[Begin]

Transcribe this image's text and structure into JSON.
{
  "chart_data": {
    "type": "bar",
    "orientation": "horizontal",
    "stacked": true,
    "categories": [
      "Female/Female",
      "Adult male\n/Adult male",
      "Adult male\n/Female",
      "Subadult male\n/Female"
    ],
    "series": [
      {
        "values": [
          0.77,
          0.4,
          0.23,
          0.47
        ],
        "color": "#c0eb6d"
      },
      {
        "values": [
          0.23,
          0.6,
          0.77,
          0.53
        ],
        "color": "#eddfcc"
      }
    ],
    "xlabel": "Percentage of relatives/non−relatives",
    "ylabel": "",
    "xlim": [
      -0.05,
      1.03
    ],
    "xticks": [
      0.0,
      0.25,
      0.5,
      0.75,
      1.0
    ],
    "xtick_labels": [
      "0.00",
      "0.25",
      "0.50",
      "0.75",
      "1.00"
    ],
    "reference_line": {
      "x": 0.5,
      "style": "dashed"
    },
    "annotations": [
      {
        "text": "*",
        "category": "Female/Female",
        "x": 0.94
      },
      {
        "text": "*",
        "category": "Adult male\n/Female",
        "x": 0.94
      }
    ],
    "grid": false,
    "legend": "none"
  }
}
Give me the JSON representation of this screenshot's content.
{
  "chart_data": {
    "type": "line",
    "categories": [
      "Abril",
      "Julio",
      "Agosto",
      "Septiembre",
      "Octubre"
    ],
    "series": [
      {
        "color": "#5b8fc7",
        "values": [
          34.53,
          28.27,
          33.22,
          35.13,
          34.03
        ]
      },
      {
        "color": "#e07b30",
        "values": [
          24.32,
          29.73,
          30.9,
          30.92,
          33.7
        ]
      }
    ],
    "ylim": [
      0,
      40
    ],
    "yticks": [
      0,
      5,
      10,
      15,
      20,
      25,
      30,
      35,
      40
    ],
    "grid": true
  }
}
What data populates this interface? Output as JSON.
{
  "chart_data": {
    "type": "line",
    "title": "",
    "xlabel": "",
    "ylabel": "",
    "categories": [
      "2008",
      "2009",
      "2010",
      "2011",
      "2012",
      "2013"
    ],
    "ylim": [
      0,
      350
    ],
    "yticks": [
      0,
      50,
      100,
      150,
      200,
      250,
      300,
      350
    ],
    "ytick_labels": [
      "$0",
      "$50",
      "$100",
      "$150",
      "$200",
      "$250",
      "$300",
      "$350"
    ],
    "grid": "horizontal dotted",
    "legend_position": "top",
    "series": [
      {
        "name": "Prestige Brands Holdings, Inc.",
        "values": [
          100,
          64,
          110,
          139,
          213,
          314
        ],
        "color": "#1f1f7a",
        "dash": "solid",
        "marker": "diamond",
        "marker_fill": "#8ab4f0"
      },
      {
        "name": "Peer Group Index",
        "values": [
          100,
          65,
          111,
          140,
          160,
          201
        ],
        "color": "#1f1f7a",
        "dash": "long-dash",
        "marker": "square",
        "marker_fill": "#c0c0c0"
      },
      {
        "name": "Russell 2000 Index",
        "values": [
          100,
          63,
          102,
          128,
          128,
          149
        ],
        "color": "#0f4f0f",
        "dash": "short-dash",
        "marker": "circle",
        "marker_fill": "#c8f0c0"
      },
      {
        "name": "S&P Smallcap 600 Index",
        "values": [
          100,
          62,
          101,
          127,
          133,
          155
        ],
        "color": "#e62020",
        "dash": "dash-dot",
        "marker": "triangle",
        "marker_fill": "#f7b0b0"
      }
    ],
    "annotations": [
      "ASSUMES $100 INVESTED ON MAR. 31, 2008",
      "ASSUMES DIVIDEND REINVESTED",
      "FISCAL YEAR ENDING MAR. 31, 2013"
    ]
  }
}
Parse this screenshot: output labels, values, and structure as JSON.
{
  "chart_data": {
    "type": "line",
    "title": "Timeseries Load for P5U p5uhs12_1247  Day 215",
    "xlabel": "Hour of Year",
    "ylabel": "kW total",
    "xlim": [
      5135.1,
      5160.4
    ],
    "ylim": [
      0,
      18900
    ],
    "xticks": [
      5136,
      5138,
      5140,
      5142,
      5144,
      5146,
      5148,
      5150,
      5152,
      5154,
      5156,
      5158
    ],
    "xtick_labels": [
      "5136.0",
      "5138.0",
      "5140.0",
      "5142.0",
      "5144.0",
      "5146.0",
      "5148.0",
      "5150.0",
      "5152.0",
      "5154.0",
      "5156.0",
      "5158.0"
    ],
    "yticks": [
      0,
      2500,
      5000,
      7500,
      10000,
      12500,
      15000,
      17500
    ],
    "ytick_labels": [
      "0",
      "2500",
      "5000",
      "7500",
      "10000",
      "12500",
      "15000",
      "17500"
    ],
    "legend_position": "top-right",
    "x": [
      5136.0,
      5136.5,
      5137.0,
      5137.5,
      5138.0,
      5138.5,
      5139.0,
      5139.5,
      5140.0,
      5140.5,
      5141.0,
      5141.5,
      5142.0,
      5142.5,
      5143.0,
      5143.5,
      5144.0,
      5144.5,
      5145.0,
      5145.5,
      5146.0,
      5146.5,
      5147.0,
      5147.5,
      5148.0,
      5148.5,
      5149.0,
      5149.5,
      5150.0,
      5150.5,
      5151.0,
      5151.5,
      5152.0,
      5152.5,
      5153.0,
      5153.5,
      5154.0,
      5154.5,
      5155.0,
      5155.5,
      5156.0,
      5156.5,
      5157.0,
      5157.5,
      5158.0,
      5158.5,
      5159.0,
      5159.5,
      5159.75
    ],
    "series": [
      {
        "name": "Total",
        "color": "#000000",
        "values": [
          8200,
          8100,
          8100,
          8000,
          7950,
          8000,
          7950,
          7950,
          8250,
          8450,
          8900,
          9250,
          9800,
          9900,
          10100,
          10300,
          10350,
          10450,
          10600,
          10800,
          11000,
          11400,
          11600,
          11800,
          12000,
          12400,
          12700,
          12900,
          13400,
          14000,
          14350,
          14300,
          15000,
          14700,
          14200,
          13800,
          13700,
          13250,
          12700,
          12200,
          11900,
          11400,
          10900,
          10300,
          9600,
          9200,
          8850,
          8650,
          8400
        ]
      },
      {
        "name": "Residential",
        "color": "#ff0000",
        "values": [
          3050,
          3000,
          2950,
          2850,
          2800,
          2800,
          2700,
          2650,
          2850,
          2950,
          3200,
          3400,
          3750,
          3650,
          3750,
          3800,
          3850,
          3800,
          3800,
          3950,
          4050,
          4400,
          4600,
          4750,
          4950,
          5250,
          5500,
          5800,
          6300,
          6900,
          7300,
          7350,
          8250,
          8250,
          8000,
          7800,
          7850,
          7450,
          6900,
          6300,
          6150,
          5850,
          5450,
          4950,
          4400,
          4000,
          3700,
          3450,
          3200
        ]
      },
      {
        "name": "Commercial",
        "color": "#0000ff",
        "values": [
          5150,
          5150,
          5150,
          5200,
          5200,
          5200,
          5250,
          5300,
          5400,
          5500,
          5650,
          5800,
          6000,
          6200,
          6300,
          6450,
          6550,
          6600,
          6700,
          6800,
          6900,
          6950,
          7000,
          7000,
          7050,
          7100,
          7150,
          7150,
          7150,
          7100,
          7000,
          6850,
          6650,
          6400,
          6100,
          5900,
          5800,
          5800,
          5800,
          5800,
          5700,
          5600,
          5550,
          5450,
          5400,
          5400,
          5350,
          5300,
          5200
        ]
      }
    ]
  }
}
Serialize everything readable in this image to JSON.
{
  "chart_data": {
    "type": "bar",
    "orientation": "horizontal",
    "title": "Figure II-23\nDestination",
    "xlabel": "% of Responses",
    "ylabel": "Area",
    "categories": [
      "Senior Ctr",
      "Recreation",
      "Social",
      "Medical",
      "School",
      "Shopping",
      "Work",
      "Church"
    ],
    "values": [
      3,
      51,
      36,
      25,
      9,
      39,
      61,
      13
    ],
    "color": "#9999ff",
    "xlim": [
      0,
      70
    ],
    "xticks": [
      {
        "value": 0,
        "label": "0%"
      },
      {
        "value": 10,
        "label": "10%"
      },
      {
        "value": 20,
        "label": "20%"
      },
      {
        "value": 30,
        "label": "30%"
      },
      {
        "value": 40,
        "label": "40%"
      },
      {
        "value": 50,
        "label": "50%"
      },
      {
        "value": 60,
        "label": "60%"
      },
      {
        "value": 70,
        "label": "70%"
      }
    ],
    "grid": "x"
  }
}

[End]

### OBJECTIVE
Consider the entries above and return each line with the string "ASSUMES".

### SOLUTION FOR THIS EXERCISE
      "ASSUMES $100 INVESTED ON MAR. 31, 2008",
      "ASSUMES DIVIDEND REINVESTED",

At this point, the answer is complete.